- **LISTED ENTRIES**:
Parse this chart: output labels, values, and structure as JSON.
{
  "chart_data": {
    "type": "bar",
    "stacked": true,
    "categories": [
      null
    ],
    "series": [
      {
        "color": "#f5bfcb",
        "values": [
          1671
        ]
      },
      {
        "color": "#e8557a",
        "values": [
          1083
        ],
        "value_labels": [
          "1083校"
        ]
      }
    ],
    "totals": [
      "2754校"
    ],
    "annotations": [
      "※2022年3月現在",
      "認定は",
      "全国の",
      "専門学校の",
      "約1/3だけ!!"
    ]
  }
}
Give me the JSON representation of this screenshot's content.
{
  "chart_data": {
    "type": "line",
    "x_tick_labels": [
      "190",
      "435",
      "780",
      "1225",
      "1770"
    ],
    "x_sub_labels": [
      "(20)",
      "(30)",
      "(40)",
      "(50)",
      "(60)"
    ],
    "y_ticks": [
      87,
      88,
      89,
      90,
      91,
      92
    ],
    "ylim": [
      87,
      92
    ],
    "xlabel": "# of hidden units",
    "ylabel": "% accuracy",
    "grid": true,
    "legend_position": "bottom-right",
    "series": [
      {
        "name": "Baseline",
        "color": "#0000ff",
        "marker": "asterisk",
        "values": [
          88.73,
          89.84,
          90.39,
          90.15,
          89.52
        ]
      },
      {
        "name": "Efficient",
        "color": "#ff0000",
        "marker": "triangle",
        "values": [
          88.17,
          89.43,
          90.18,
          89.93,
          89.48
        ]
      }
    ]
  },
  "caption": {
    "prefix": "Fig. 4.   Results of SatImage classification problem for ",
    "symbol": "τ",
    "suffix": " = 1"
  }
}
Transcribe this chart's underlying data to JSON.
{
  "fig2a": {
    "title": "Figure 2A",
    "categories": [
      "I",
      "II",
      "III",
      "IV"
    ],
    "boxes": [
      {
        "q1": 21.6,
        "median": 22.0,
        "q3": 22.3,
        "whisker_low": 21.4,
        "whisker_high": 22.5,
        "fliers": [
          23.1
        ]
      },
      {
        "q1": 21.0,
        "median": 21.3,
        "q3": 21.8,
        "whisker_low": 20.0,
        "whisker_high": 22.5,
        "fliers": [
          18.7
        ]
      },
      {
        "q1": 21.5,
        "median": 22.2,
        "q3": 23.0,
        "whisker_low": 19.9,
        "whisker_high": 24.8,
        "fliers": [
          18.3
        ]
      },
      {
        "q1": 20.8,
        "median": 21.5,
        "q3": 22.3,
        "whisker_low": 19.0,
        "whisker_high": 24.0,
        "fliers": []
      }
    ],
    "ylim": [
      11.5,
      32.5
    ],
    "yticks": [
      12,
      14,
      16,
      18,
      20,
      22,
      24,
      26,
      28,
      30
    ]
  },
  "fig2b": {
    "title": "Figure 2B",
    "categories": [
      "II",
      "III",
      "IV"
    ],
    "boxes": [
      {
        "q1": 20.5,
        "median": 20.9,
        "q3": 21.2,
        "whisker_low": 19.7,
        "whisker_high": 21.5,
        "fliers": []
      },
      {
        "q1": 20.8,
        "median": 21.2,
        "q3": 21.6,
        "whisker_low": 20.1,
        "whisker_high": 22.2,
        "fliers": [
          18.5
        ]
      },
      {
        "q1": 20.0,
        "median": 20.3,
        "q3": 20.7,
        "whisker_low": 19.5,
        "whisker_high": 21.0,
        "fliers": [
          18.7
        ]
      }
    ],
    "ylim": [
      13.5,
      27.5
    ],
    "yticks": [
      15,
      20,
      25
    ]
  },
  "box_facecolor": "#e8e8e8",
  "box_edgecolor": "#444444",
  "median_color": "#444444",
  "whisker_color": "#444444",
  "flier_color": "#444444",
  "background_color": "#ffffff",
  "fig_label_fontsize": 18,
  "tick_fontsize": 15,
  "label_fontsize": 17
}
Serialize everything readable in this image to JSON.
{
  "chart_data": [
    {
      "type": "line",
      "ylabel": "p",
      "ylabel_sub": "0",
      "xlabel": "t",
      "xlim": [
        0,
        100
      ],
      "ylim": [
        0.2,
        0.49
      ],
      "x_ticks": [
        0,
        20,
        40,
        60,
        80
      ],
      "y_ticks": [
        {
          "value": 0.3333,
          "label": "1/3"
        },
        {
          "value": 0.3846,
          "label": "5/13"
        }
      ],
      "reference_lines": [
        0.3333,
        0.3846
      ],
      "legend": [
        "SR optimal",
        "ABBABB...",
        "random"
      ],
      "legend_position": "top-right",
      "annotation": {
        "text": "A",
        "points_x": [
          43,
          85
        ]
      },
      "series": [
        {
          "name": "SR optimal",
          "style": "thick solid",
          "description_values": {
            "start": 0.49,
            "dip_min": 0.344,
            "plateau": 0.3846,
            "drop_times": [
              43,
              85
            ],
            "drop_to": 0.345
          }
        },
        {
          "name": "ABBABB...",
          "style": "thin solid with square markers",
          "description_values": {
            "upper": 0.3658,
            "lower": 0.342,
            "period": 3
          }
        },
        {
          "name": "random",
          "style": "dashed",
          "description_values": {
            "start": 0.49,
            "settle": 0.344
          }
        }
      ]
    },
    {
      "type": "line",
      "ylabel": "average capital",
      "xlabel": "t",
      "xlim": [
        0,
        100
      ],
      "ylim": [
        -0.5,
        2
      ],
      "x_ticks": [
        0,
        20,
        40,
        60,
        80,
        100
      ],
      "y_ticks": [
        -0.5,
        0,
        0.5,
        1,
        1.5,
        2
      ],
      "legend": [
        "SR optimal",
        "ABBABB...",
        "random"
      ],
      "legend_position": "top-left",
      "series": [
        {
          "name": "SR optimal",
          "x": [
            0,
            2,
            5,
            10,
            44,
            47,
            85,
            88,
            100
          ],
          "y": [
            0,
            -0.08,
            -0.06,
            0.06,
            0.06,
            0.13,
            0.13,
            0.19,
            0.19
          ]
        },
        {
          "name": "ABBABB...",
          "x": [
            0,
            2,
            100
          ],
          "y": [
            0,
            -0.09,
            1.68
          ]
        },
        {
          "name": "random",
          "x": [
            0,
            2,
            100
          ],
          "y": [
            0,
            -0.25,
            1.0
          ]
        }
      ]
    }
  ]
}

- **TASK DIRECTIONS**:
Output the full listing exactly as it stands.

- **ANSWER FOR THIS EXERCISE**:
Parse this chart: output labels, values, and structure as JSON.
{
  "chart_data": {
    "type": "bar",
    "stacked": true,
    "categories": [
      null
    ],
    "series": [
      {
        "color": "#f5bfcb",
        "values": [
          1671
        ]
      },
      {
        "color": "#e8557a",
        "values": [
          1083
        ],
        "value_labels": [
          "1083校"
        ]
      }
    ],
    "totals": [
      "2754校"
    ],
    "annotations": [
      "※2022年3月現在",
      "認定は",
      "全国の",
      "専門学校の",
      "約1/3だけ!!"
    ]
  }
}
Give me the JSON representation of this screenshot's content.
{
  "chart_data": {
    "type": "line",
    "x_tick_labels": [
      "190",
      "435",
      "780",
      "1225",
      "1770"
    ],
    "x_sub_labels": [
      "(20)",
      "(30)",
      "(40)",
      "(50)",
      "(60)"
    ],
    "y_ticks": [
      87,
      88,
      89,
      90,
      91,
      92
    ],
    "ylim": [
      87,
      92
    ],
    "xlabel": "# of hidden units",
    "ylabel": "% accuracy",
    "grid": true,
    "legend_position": "bottom-right",
    "series": [
      {
        "name": "Baseline",
        "color": "#0000ff",
        "marker": "asterisk",
        "values": [
          88.73,
          89.84,
          90.39,
          90.15,
          89.52
        ]
      },
      {
        "name": "Efficient",
        "color": "#ff0000",
        "marker": "triangle",
        "values": [
          88.17,
          89.43,
          90.18,
          89.93,
          89.48
        ]
      }
    ]
  },
  "caption": {
    "prefix": "Fig. 4.   Results of SatImage classification problem for ",
    "symbol": "τ",
    "suffix": " = 1"
  }
}
Transcribe this chart's underlying data to JSON.
{
  "fig2a": {
    "title": "Figure 2A",
    "categories": [
      "I",
      "II",
      "III",
      "IV"
    ],
    "boxes": [
      {
        "q1": 21.6,
        "median": 22.0,
        "q3": 22.3,
        "whisker_low": 21.4,
        "whisker_high": 22.5,
        "fliers": [
          23.1
        ]
      },
      {
        "q1": 21.0,
        "median": 21.3,
        "q3": 21.8,
        "whisker_low": 20.0,
        "whisker_high": 22.5,
        "fliers": [
          18.7
        ]
      },
      {
        "q1": 21.5,
        "median": 22.2,
        "q3": 23.0,
        "whisker_low": 19.9,
        "whisker_high": 24.8,
        "fliers": [
          18.3
        ]
      },
      {
        "q1": 20.8,
        "median": 21.5,
        "q3": 22.3,
        "whisker_low": 19.0,
        "whisker_high": 24.0,
        "fliers": []
      }
    ],
    "ylim": [
      11.5,
      32.5
    ],
    "yticks": [
      12,
      14,
      16,
      18,
      20,
      22,
      24,
      26,
      28,
      30
    ]
  },
  "fig2b": {
    "title": "Figure 2B",
    "categories": [
      "II",
      "III",
      "IV"
    ],
    "boxes": [
      {
        "q1": 20.5,
        "median": 20.9,
        "q3": 21.2,
        "whisker_low": 19.7,
        "whisker_high": 21.5,
        "fliers": []
      },
      {
        "q1": 20.8,
        "median": 21.2,
        "q3": 21.6,
        "whisker_low": 20.1,
        "whisker_high": 22.2,
        "fliers": [
          18.5
        ]
      },
      {
        "q1": 20.0,
        "median": 20.3,
        "q3": 20.7,
        "whisker_low": 19.5,
        "whisker_high": 21.0,
        "fliers": [
          18.7
        ]
      }
    ],
    "ylim": [
      13.5,
      27.5
    ],
    "yticks": [
      15,
      20,
      25
    ]
  },
  "box_facecolor": "#e8e8e8",
  "box_edgecolor": "#444444",
  "median_color": "#444444",
  "whisker_color": "#444444",
  "flier_color": "#444444",
  "background_color": "#ffffff",
  "fig_label_fontsize": 18,
  "tick_fontsize": 15,
  "label_fontsize": 17
}
Serialize everything readable in this image to JSON.
{
  "chart_data": [
    {
      "type": "line",
      "ylabel": "p",
      "ylabel_sub": "0",
      "xlabel": "t",
      "xlim": [
        0,
        100
      ],
      "ylim": [
        0.2,
        0.49
      ],
      "x_ticks": [
        0,
        20,
        40,
        60,
        80
      ],
      "y_ticks": [
        {
          "value": 0.3333,
          "label": "1/3"
        },
        {
          "value": 0.3846,
          "label": "5/13"
        }
      ],
      "reference_lines": [
        0.3333,
        0.3846
      ],
      "legend": [
        "SR optimal",
        "ABBABB...",
        "random"
      ],
      "legend_position": "top-right",
      "annotation": {
        "text": "A",
        "points_x": [
          43,
          85
        ]
      },
      "series": [
        {
          "name": "SR optimal",
          "style": "thick solid",
          "description_values": {
            "start": 0.49,
            "dip_min": 0.344,
            "plateau": 0.3846,
            "drop_times": [
              43,
              85
            ],
            "drop_to": 0.345
          }
        },
        {
          "name": "ABBABB...",
          "style": "thin solid with square markers",
          "description_values": {
            "upper": 0.3658,
            "lower": 0.342,
            "period": 3
          }
        },
        {
          "name": "random",
          "style": "dashed",
          "description_values": {
            "start": 0.49,
            "settle": 0.344
          }
        }
      ]
    },
    {
      "type": "line",
      "ylabel": "average capital",
      "xlabel": "t",
      "xlim": [
        0,
        100
      ],
      "ylim": [
        -0.5,
        2
      ],
      "x_ticks": [
        0,
        20,
        40,
        60,
        80,
        100
      ],
      "y_ticks": [
        -0.5,
        0,
        0.5,
        1,
        1.5,
        2
      ],
      "legend": [
        "SR optimal",
        "ABBABB...",
        "random"
      ],
      "legend_position": "top-left",
      "series": [
        {
          "name": "SR optimal",
          "x": [
            0,
            2,
            5,
            10,
            44,
            47,
            85,
            88,
            100
          ],
          "y": [
            0,
            -0.08,
            -0.06,
            0.06,
            0.06,
            0.13,
            0.13,
            0.19,
            0.19
          ]
        },
        {
          "name": "ABBABB...",
          "x": [
            0,
            2,
            100
          ],
          "y": [
            0,
            -0.09,
            1.68
          ]
        },
        {
          "name": "random",
          "x": [
            0,
            2,
            100
          ],
          "y": [
            0,
            -0.25,
            1.0
          ]
        }
      ]
    }
  ]
}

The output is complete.